## SHORT EXERCISE
Each line that holds the word "gifts" counts once; give the total number of such lines and nothing else.

## MATERIAL FOR THIS TASK
* * * * * * *

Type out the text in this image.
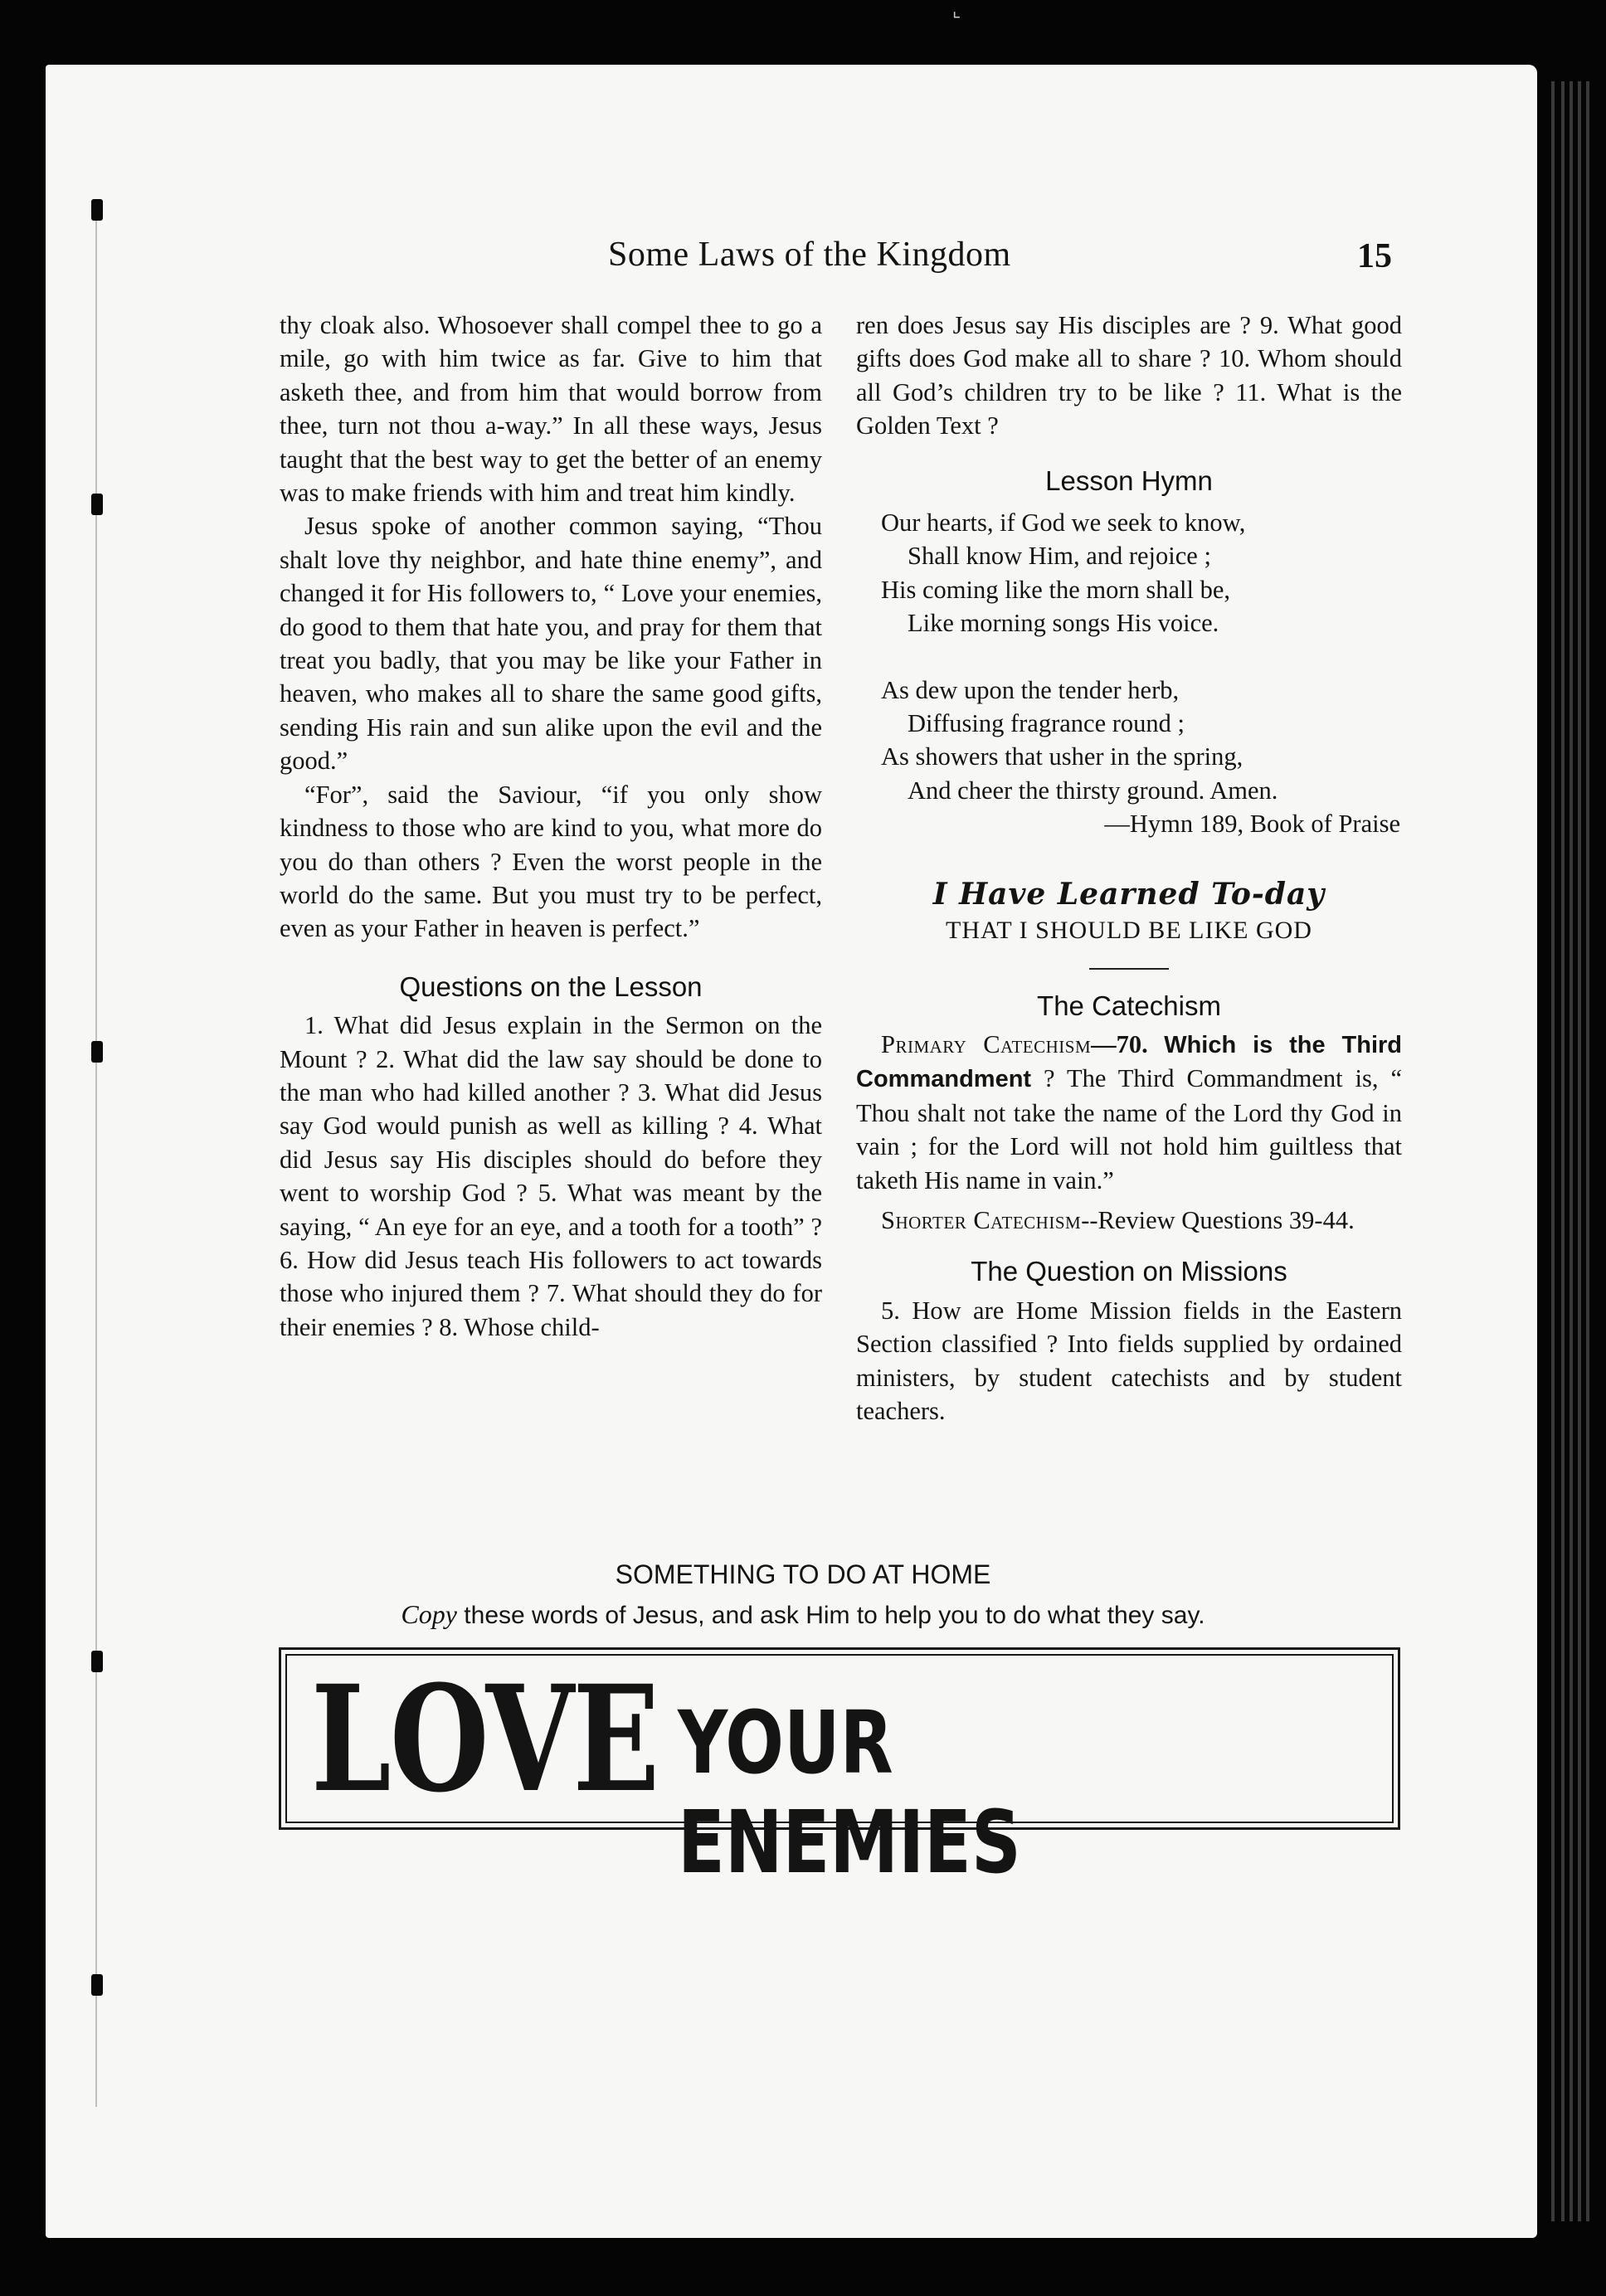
⌞
Some Laws of the Kingdom	15

thy cloak also. Whosoever shall compel thee to go a mile, go with him twice as far. Give to him that asketh thee, and from him that would borrow from thee, turn not thou a-way.” In all these ways, Jesus taught that the best way to get the better of an enemy was to make friends with him and treat him kindly.

Jesus spoke of another common saying, “Thou shalt love thy neighbor, and hate thine enemy”, and changed it for His followers to, “ Love your enemies, do good to them that hate you, and pray for them that treat you badly, that you may be like your Father in heaven, who makes all to share the same good gifts, sending His rain and sun alike upon the evil and the good.”

“For”, said the Saviour, “if you only show kindness to those who are kind to you, what more do you do than others ? Even the worst people in the world do the same. But you must try to be perfect, even as your Father in heaven is perfect.”

Questions on the Lesson

1. What did Jesus explain in the Sermon on the Mount ? 2. What did the law say should be done to the man who had killed another ? 3. What did Jesus say God would punish as well as killing ? 4. What did Jesus say His disciples should do before they went to worship God ? 5. What was meant by the saying, “ An eye for an eye, and a tooth for a tooth” ? 6. How did Jesus teach His followers to act towards those who injured them ? 7. What should they do for their enemies ? 8. Whose child-

ren does Jesus say His disciples are ? 9. What good gifts does God make all to share ? 10. Whom should all God’s children try to be like ? 11. What is the Golden Text ?

Lesson Hymn
Our hearts, if God we seek to know,
Shall know Him, and rejoice ;
His coming like the morn shall be,
Like morning songs His voice.
As dew upon the tender herb,
Diffusing fragrance round ;
As showers that usher in the spring,
And cheer the thirsty ground. Amen.
—Hymn 189, Book of Praise
I Have Learned To-day
THAT I SHOULD BE LIKE GOD
The Catechism

Primary Catechism—70. Which is the Third Commandment ? The Third Commandment is, “ Thou shalt not take the name of the Lord thy God in vain ; for the Lord will not hold him guiltless that taketh His name in vain.”

Shorter Catechism--Review Questions 39-44.

The Question on Missions

5. How are Home Mission fields in the Eastern Section classified ? Into fields supplied by ordained ministers, by student catechists and by student teachers.

SOMETHING TO DO AT HOME
Copy these words of Jesus, and ask Him to help you to do what they say.
LOVE YOUR ENEMIES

* * * * * * *

## SOLVED EXERCISE
2